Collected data
<<<<

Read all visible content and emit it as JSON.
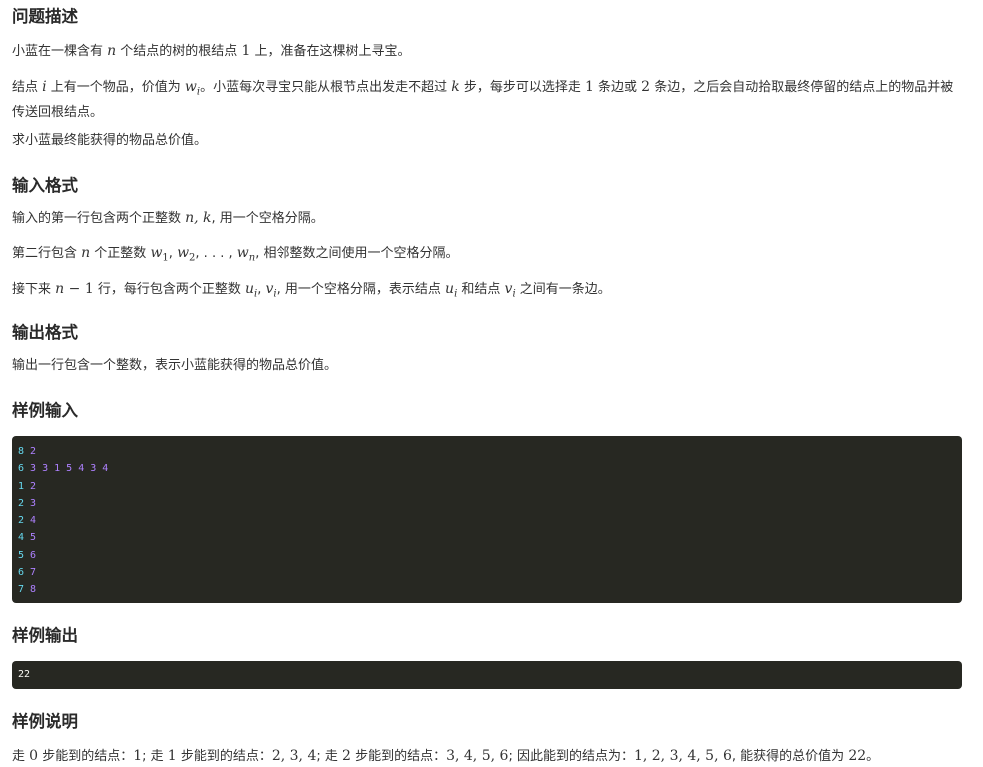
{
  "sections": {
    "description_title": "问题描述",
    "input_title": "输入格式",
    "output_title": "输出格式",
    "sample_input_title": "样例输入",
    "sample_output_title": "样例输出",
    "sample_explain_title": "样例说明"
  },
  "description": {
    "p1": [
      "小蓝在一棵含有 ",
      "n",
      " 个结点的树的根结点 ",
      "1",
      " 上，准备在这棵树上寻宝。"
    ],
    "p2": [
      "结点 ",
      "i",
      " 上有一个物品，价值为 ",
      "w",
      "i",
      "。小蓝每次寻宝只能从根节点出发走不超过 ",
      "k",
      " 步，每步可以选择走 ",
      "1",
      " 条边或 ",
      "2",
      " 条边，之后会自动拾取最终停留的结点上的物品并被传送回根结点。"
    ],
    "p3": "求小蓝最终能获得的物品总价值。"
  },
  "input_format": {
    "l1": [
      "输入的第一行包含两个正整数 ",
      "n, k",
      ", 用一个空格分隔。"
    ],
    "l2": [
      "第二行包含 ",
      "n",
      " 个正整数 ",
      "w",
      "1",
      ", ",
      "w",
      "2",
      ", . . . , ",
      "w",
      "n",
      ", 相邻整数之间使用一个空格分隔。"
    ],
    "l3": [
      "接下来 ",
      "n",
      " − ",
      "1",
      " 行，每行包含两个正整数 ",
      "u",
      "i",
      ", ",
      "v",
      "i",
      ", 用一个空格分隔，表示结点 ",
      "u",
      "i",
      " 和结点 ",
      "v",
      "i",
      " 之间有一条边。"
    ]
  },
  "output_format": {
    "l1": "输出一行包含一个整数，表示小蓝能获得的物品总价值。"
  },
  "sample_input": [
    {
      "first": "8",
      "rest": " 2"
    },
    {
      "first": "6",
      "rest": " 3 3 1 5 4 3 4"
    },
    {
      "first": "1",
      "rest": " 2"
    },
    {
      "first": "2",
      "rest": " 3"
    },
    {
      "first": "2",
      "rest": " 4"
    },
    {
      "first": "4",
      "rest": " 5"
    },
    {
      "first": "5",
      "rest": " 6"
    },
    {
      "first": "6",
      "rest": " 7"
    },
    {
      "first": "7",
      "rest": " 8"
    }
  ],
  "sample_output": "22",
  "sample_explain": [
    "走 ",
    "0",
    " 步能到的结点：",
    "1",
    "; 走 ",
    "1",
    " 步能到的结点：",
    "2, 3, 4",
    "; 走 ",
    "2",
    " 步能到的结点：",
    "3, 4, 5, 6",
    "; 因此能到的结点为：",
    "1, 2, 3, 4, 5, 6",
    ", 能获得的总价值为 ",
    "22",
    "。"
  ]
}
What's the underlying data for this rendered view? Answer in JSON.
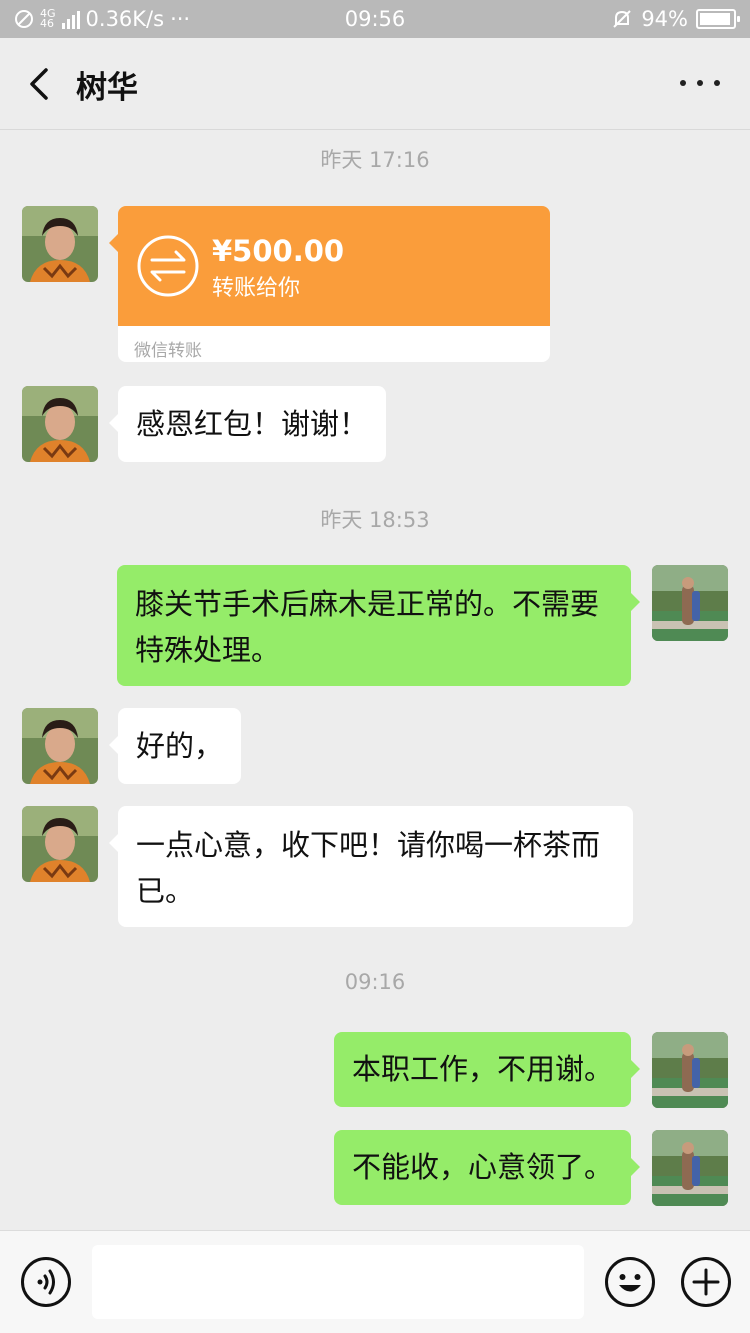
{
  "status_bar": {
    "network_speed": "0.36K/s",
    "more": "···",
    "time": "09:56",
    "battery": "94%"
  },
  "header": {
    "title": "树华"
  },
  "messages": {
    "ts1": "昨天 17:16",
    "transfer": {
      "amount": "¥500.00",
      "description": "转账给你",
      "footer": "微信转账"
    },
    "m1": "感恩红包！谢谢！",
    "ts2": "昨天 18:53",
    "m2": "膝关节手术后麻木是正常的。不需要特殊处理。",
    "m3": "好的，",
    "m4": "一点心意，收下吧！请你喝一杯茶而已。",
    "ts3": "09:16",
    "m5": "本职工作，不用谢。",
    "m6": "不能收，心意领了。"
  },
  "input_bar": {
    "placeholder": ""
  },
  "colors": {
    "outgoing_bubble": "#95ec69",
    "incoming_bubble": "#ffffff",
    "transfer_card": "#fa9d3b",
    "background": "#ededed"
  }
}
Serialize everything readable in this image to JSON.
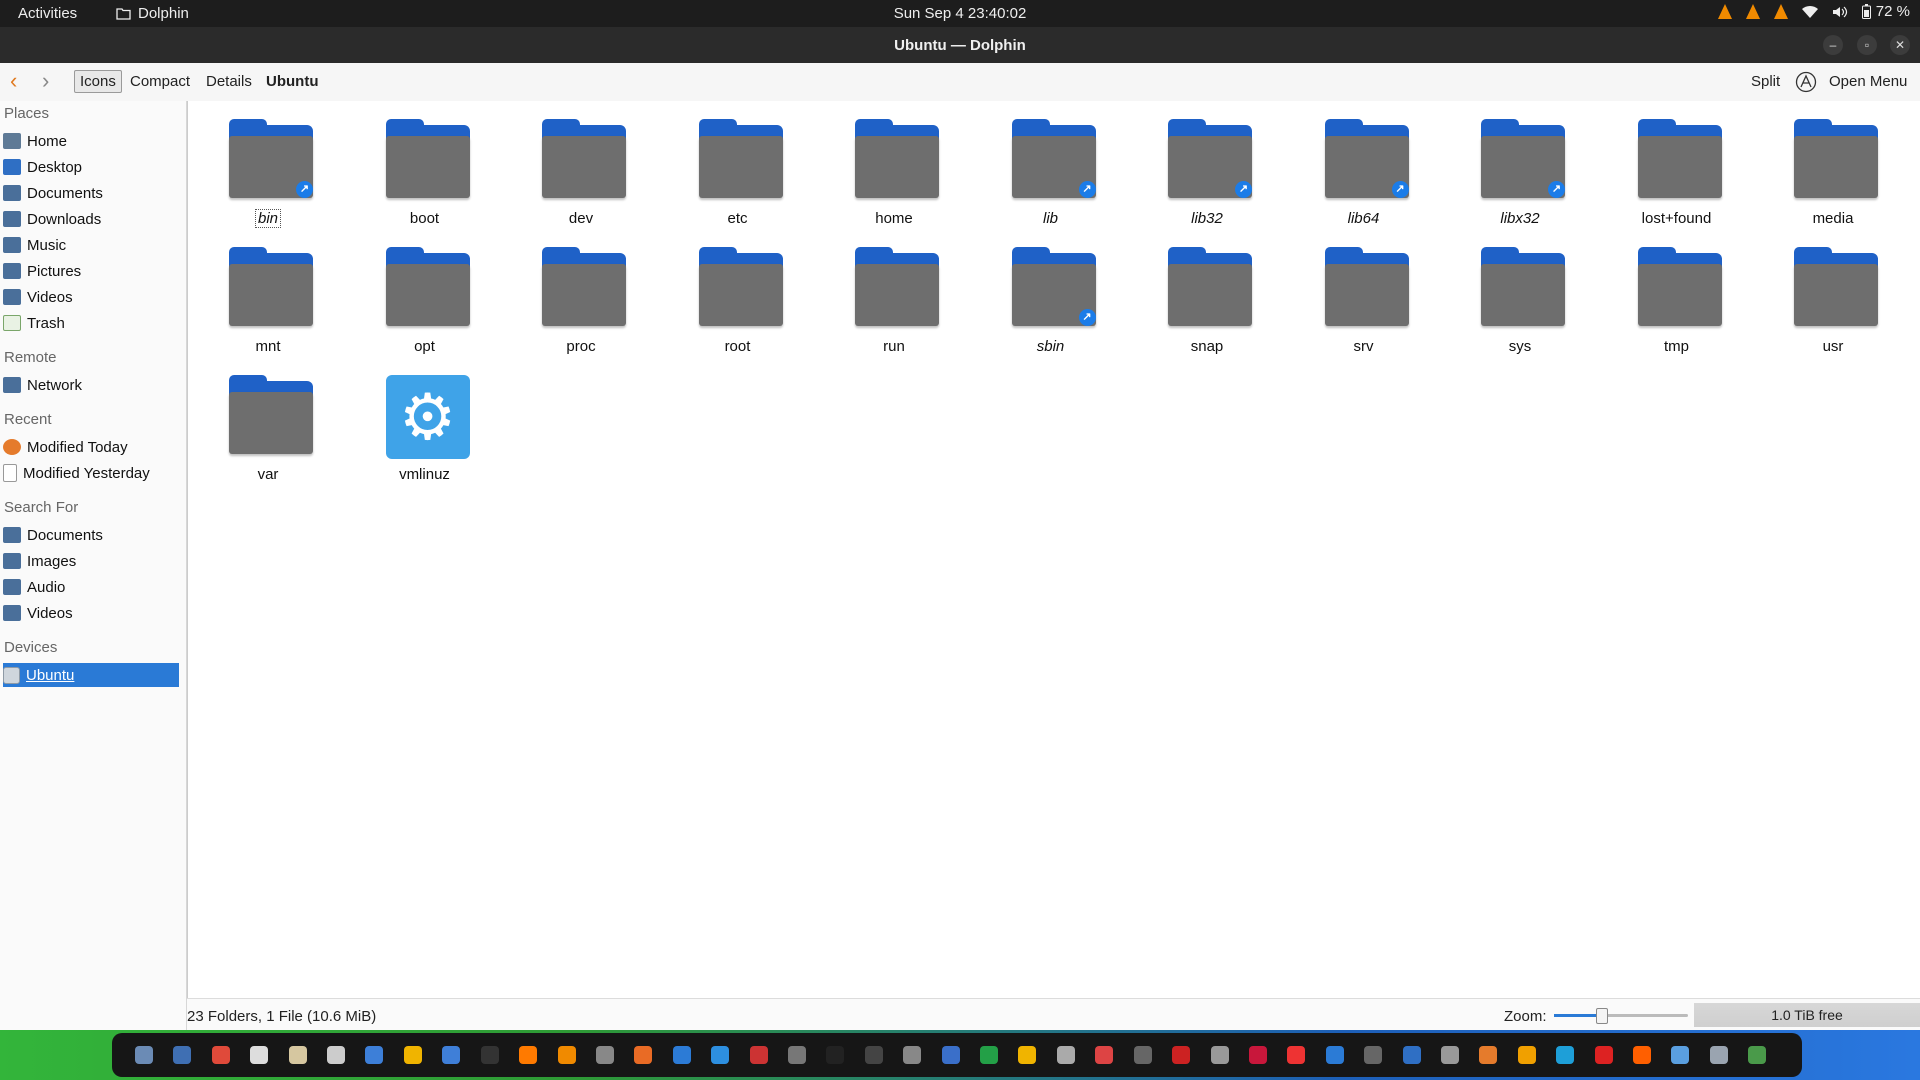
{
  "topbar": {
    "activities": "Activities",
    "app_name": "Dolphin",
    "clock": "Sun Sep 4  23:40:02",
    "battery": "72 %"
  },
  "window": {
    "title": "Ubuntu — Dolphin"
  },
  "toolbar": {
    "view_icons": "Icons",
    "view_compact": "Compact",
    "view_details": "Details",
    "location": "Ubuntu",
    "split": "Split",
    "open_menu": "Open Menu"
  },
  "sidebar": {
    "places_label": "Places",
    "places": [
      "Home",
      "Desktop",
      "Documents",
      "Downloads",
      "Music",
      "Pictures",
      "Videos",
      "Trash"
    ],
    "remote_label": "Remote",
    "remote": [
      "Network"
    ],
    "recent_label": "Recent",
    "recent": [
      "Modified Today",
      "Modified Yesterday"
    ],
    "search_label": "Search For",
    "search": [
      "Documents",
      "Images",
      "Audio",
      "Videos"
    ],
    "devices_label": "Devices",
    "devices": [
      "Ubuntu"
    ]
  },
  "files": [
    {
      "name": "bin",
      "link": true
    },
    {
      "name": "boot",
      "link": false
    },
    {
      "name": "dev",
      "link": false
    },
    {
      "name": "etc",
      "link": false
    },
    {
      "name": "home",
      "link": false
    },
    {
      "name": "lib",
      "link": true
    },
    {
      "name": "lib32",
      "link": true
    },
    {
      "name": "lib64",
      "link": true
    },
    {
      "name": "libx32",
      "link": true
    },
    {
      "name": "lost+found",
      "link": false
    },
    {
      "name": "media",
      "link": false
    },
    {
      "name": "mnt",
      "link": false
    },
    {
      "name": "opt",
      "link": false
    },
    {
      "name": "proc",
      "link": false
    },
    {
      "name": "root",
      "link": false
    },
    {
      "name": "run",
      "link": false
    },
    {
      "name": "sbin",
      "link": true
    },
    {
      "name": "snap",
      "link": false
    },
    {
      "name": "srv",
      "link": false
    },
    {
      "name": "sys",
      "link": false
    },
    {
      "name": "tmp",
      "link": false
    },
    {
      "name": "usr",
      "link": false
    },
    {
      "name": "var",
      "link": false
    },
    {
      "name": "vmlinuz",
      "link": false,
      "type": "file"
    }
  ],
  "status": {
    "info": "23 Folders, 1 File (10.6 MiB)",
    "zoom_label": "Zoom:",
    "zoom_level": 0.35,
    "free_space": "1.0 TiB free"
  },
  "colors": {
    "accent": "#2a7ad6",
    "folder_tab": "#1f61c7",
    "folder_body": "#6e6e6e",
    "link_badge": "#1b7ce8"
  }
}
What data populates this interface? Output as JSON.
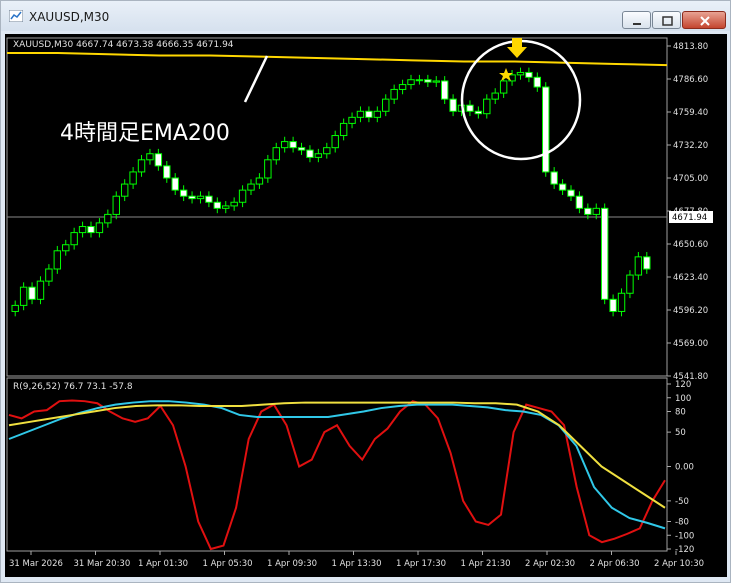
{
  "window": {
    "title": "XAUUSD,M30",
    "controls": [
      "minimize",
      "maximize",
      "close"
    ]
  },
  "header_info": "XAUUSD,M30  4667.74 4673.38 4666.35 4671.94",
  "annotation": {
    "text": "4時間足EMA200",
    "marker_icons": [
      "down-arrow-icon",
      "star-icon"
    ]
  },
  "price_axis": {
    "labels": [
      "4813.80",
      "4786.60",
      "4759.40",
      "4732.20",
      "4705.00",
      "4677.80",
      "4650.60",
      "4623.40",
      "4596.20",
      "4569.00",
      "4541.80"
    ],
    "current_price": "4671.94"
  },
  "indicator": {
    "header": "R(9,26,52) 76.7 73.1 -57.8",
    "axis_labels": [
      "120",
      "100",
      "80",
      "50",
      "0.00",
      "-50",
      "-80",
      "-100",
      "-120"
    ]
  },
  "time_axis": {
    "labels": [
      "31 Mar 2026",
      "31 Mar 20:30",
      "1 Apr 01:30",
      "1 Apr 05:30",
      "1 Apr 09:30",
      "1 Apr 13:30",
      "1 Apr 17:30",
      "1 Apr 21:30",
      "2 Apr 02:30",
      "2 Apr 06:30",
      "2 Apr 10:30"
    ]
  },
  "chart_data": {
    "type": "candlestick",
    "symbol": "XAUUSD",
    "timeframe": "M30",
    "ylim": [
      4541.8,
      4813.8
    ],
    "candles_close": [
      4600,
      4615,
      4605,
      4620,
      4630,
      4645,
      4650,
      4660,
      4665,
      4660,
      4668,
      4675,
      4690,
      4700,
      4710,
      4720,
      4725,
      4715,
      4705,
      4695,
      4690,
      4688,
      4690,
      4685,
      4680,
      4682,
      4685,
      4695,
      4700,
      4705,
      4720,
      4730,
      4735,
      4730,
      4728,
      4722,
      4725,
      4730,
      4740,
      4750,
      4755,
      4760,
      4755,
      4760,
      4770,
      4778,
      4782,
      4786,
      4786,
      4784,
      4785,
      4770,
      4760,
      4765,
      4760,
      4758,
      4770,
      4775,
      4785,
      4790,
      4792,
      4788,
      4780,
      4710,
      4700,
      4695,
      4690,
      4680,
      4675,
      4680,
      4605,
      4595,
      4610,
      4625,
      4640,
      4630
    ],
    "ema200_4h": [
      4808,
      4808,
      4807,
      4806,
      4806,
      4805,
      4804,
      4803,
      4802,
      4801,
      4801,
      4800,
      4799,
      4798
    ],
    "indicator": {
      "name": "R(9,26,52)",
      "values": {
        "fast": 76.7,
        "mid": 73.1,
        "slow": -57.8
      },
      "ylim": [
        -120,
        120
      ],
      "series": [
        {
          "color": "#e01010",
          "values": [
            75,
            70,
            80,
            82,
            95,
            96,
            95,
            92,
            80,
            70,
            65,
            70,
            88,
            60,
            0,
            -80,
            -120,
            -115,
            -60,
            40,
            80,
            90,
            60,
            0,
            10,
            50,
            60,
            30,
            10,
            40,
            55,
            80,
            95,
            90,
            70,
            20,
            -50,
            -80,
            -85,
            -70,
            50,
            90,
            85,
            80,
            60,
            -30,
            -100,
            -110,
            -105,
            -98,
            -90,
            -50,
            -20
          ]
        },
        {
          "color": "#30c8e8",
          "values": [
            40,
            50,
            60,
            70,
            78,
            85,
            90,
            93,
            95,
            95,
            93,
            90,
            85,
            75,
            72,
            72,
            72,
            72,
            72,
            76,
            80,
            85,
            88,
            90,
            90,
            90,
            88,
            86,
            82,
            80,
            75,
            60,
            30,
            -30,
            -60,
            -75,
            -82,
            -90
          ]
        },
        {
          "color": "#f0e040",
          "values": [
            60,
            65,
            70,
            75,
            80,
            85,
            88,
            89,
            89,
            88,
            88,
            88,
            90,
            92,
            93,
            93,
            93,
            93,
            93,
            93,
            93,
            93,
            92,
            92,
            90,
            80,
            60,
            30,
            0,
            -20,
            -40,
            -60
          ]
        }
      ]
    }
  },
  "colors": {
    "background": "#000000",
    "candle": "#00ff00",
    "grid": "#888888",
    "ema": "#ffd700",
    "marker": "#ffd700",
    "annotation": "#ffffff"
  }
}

>>>>

**WORK TO BE COMPLETED**
Show every line in the records above that contains the word "Modified".

**FULL OUTPUT**
      "Modified Today",
      "Modified Yesterday"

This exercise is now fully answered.